EXERCISE INSTRUCTIONS
Output an exact reproduction of the data.

Dataset entries:
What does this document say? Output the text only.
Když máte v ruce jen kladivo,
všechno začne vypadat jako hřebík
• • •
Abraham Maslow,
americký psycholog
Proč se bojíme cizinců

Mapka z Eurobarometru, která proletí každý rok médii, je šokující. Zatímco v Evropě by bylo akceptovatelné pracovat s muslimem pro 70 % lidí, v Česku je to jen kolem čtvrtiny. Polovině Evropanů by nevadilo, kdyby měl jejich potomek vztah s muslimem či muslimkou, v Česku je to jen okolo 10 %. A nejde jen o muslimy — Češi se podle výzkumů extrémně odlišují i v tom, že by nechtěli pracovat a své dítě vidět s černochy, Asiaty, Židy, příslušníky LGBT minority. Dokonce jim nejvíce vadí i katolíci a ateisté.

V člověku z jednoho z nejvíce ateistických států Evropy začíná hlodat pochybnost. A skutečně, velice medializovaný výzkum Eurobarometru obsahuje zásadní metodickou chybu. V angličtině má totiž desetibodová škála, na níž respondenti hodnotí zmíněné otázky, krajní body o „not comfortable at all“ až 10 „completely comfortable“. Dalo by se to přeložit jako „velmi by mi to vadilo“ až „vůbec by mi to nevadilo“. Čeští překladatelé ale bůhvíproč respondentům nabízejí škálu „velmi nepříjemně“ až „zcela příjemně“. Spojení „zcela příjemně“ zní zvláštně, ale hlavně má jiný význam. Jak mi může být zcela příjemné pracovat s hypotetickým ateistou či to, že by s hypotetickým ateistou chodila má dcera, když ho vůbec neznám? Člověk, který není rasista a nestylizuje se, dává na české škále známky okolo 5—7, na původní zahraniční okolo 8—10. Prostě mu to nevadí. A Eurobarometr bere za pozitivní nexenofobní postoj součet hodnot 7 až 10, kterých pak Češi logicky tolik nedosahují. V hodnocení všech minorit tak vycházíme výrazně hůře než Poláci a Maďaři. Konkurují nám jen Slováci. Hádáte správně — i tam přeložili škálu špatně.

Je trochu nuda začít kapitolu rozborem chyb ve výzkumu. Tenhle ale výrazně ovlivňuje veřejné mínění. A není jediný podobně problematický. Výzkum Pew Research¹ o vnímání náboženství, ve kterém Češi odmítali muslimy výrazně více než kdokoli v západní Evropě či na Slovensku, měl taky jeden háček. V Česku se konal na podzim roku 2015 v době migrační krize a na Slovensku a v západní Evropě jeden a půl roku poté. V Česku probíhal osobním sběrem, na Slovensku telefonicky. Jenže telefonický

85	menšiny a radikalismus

TASK ANSWER
What does this document say? Output the text only.
Když máte v ruce jen kladivo,
všechno začne vypadat jako hřebík
• • •
Abraham Maslow,
americký psycholog
Proč se bojíme cizinců

Mapka z Eurobarometru, která proletí každý rok médii, je šokující. Zatímco v Evropě by bylo akceptovatelné pracovat s muslimem pro 70 % lidí, v Česku je to jen kolem čtvrtiny. Polovině Evropanů by nevadilo, kdyby měl jejich potomek vztah s muslimem či muslimkou, v Česku je to jen okolo 10 %. A nejde jen o muslimy — Češi se podle výzkumů extrémně odlišují i v tom, že by nechtěli pracovat a své dítě vidět s černochy, Asiaty, Židy, příslušníky LGBT minority. Dokonce jim nejvíce vadí i katolíci a ateisté.

V člověku z jednoho z nejvíce ateistických států Evropy začíná hlodat pochybnost. A skutečně, velice medializovaný výzkum Eurobarometru obsahuje zásadní metodickou chybu. V angličtině má totiž desetibodová škála, na níž respondenti hodnotí zmíněné otázky, krajní body o „not comfortable at all“ až 10 „completely comfortable“. Dalo by se to přeložit jako „velmi by mi to vadilo“ až „vůbec by mi to nevadilo“. Čeští překladatelé ale bůhvíproč respondentům nabízejí škálu „velmi nepříjemně“ až „zcela příjemně“. Spojení „zcela příjemně“ zní zvláštně, ale hlavně má jiný význam. Jak mi může být zcela příjemné pracovat s hypotetickým ateistou či to, že by s hypotetickým ateistou chodila má dcera, když ho vůbec neznám? Člověk, který není rasista a nestylizuje se, dává na české škále známky okolo 5—7, na původní zahraniční okolo 8—10. Prostě mu to nevadí. A Eurobarometr bere za pozitivní nexenofobní postoj součet hodnot 7 až 10, kterých pak Češi logicky tolik nedosahují. V hodnocení všech minorit tak vycházíme výrazně hůře než Poláci a Maďaři. Konkurují nám jen Slováci. Hádáte správně — i tam přeložili škálu špatně.

Je trochu nuda začít kapitolu rozborem chyb ve výzkumu. Tenhle ale výrazně ovlivňuje veřejné mínění. A není jediný podobně problematický. Výzkum Pew Research¹ o vnímání náboženství, ve kterém Češi odmítali muslimy výrazně více než kdokoli v západní Evropě či na Slovensku, měl taky jeden háček. V Česku se konal na podzim roku 2015 v době migrační krize a na Slovensku a v západní Evropě jeden a půl roku poté. V Česku probíhal osobním sběrem, na Slovensku telefonicky. Jenže telefonický

85	menšiny a radikalismus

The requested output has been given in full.